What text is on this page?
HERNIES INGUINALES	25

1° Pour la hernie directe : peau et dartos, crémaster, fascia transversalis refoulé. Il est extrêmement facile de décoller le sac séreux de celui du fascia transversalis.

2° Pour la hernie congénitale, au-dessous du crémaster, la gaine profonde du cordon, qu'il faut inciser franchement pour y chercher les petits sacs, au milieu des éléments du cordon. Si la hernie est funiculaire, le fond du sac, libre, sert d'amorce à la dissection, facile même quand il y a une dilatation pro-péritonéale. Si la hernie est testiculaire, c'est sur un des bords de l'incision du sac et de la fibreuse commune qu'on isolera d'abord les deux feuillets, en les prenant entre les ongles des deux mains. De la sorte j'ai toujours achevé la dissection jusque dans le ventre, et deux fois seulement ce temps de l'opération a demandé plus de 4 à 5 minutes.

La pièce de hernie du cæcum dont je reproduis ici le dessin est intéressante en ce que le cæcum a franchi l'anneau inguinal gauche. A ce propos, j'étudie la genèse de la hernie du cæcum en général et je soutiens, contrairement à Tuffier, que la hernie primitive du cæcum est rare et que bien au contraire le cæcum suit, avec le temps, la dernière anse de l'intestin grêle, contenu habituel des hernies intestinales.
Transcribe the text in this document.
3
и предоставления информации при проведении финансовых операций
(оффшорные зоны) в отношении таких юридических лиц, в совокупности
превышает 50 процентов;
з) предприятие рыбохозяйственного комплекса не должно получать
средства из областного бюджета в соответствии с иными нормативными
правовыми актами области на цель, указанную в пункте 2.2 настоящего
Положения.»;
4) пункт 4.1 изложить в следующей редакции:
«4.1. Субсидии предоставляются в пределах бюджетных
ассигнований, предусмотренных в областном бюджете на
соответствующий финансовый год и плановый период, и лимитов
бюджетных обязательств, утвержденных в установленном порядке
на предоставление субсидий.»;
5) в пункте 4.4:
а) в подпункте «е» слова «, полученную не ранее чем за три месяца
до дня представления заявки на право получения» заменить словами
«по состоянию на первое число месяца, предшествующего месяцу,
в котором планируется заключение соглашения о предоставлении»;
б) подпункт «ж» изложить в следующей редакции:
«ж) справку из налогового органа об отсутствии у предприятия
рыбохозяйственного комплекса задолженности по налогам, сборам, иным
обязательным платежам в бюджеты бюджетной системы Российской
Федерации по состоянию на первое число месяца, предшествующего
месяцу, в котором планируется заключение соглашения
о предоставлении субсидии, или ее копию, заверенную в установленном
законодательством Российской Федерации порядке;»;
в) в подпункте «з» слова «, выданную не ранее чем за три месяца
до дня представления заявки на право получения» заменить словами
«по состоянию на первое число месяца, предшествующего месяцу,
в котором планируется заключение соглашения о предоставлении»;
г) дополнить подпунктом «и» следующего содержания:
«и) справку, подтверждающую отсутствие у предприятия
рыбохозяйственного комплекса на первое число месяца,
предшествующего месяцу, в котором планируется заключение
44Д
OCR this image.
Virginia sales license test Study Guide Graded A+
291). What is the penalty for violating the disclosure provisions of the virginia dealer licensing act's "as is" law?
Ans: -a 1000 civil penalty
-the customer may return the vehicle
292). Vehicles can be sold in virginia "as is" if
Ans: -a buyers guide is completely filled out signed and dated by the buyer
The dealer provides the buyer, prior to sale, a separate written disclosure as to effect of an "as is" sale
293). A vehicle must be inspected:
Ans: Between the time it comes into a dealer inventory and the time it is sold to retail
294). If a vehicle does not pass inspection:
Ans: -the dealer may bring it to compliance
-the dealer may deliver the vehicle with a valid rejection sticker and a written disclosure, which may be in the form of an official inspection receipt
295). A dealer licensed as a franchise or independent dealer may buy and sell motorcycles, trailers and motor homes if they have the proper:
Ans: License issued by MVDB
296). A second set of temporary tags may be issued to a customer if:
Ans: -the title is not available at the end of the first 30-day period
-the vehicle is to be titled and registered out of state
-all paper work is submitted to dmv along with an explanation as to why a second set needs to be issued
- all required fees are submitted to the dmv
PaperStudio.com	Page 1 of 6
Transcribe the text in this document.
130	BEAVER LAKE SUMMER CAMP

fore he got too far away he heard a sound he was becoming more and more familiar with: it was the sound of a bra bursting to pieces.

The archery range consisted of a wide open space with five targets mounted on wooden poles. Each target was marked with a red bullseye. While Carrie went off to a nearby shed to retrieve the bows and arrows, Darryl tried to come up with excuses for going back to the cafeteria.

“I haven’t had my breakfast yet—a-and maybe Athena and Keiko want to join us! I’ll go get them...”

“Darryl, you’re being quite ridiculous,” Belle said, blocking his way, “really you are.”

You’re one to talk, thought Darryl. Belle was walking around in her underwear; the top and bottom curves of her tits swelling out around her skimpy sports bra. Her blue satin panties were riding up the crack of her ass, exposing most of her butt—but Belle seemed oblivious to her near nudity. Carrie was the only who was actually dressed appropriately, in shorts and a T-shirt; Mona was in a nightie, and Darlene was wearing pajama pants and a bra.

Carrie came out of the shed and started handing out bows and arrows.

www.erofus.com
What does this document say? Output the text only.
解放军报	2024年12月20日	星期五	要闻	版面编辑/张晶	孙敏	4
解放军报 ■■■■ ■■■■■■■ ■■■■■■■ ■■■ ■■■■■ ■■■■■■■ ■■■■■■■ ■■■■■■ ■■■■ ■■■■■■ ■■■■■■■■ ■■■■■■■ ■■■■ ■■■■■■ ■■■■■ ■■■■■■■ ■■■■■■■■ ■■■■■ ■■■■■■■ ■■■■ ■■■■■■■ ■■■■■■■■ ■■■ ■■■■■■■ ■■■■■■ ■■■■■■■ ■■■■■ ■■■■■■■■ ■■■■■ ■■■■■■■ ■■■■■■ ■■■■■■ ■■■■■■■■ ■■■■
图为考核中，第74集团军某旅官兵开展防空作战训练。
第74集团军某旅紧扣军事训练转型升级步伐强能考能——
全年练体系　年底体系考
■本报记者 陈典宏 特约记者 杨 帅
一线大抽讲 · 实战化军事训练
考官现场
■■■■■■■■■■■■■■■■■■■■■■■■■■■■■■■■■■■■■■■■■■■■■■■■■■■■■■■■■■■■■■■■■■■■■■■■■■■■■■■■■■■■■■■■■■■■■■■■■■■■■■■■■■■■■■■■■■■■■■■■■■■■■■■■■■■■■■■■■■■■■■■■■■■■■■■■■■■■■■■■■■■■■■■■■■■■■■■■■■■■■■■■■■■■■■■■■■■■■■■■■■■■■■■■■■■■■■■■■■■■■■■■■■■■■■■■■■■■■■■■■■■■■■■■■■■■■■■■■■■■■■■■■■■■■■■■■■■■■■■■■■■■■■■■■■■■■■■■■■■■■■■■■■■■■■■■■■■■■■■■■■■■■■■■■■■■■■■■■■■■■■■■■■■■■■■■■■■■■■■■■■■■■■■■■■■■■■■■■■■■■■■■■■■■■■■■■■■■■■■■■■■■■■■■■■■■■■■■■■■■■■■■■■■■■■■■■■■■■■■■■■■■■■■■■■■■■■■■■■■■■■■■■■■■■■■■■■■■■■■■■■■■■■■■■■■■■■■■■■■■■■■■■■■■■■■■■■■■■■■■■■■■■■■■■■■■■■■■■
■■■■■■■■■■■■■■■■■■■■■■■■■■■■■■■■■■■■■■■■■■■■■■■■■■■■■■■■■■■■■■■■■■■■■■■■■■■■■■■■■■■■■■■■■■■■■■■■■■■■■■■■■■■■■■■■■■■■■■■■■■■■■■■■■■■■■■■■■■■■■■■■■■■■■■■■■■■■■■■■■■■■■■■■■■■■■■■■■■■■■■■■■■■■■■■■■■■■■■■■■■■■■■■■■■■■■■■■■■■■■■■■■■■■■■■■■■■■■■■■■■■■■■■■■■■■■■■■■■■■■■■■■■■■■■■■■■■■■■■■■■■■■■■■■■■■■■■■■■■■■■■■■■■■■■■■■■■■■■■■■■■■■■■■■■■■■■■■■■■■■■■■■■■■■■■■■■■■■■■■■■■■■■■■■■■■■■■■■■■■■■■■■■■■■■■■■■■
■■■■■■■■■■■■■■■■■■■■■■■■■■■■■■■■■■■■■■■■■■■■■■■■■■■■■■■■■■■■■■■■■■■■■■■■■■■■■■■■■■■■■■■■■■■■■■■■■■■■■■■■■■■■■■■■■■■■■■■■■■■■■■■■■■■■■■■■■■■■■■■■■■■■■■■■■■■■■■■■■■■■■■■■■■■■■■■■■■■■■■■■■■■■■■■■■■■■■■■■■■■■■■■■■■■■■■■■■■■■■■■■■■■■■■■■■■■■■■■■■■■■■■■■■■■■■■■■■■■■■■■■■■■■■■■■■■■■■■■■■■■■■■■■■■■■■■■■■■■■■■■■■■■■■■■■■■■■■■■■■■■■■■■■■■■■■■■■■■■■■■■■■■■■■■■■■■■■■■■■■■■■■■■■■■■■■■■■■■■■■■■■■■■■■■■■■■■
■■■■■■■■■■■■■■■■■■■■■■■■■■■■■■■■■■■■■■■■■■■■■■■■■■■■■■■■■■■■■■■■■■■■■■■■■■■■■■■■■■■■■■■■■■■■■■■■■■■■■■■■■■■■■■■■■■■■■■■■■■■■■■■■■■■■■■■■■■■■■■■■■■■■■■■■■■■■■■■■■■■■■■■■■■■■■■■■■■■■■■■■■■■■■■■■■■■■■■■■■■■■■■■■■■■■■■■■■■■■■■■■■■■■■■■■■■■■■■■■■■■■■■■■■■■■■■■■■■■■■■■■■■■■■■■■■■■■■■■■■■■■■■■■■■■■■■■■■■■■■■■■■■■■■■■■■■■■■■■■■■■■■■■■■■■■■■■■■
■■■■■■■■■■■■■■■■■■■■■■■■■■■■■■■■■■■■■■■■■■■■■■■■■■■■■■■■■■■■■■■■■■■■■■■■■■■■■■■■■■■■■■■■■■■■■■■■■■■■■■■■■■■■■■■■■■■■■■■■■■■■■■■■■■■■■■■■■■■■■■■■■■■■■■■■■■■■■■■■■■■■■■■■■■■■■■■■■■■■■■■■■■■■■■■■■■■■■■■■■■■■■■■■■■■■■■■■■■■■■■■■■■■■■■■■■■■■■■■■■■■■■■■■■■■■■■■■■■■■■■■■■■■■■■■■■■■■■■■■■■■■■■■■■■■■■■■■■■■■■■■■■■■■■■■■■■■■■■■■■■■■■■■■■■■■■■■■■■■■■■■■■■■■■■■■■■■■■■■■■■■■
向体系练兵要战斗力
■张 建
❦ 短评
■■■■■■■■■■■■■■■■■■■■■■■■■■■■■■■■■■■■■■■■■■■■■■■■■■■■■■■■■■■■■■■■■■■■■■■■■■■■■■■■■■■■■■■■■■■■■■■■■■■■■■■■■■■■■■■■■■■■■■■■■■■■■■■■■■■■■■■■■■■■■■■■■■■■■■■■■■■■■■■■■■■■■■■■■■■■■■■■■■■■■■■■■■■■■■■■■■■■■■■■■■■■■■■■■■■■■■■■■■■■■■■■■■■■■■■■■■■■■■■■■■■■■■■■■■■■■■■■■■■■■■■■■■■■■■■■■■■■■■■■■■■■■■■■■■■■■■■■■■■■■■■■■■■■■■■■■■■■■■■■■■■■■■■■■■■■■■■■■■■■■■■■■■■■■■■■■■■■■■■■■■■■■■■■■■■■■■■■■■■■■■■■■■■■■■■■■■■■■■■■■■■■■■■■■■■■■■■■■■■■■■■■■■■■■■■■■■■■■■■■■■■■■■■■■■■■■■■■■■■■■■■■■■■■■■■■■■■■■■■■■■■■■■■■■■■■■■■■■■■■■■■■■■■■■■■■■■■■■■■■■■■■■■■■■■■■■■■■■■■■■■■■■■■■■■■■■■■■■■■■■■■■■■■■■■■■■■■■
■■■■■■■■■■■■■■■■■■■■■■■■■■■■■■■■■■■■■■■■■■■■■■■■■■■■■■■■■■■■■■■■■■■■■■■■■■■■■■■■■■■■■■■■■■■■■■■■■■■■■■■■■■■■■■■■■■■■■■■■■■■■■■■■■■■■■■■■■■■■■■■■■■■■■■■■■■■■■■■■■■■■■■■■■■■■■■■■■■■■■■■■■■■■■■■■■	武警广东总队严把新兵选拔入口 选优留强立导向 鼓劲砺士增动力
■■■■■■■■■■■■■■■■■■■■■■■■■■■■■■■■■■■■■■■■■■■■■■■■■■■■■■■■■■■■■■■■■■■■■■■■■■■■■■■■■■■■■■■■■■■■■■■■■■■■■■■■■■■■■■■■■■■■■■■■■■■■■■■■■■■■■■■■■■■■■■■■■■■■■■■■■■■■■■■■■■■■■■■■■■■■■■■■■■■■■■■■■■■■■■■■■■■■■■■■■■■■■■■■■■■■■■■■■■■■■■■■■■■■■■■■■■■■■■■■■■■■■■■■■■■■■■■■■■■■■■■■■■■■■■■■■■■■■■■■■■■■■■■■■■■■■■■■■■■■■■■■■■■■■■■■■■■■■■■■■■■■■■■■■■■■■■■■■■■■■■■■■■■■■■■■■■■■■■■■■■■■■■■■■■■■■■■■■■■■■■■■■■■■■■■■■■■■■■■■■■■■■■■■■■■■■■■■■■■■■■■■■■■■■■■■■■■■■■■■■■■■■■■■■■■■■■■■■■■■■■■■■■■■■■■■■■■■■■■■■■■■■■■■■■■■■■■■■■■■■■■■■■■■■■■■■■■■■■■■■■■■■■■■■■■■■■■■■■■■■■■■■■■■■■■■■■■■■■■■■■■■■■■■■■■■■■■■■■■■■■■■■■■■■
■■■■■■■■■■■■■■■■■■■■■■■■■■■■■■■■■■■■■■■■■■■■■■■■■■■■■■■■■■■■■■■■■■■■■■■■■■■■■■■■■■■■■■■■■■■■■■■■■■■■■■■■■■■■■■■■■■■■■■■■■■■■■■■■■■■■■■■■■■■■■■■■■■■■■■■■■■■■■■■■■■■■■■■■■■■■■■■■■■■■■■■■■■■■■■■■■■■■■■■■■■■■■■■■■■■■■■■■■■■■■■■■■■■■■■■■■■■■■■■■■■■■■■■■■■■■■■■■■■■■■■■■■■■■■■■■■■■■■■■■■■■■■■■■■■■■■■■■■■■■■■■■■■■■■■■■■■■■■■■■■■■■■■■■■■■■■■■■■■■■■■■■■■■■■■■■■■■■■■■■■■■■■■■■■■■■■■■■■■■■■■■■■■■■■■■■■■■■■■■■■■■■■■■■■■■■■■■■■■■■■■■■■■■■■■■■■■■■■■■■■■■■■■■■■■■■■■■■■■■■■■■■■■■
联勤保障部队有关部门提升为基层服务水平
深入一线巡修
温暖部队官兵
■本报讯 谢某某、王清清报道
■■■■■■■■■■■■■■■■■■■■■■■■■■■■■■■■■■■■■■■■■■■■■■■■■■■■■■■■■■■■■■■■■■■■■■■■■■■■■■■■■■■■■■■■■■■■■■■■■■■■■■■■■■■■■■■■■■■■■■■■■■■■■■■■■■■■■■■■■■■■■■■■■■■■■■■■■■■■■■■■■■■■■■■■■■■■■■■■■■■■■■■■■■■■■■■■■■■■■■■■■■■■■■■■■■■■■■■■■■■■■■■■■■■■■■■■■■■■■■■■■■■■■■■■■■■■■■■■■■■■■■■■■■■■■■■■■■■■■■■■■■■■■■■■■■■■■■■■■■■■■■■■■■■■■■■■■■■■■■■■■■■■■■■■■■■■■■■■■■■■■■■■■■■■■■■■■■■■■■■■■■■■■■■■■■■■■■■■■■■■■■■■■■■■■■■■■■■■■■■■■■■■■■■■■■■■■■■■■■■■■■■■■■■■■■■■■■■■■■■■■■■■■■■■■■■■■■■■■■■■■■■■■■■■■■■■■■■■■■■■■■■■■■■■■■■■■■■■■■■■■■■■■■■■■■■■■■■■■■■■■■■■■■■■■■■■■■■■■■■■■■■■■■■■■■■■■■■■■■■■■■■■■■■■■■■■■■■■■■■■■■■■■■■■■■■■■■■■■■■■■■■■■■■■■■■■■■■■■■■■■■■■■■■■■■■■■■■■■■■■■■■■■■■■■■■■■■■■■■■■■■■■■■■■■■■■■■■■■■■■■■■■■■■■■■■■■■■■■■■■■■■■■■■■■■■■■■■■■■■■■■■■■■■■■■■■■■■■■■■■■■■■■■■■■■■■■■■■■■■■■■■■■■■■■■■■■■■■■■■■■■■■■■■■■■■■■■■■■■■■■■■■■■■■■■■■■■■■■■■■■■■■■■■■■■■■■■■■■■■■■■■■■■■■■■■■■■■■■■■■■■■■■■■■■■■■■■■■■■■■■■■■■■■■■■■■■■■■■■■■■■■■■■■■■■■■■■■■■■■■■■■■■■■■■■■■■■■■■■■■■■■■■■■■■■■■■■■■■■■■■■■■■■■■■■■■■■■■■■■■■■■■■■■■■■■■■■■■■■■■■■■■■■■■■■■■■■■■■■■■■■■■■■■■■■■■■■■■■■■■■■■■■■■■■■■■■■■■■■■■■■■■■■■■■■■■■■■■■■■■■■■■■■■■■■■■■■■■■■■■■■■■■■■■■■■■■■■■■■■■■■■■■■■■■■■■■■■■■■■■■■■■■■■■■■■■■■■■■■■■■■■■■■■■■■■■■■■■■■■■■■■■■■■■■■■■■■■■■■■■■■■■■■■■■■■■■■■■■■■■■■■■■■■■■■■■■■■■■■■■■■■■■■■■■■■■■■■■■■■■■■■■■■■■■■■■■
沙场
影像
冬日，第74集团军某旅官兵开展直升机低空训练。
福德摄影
########
> **WHAT IS BEING ASKED**
Copy out every line from the material above in which the word "with" appears.

> **SOLUTION TO THIS TASK**
-the dealer may deliver the vehicle with a valid rejection sticker and a written disclosure, which may be in the form of an official inspection receipt
-all paper work is submitted to dmv along with an explanation as to why a second set needs to be issued
fore he got too far away he heard a sound he was becoming more and more familiar with: it was the sound of a bra bursting to pieces.
The archery range consisted of a wide open space with five targets mounted on wooden poles. Each target was marked with a red bullseye. While Carrie went off to a nearby shed to retrieve the bows and arrows, Darryl tried to come up with excuses for going back to the cafeteria.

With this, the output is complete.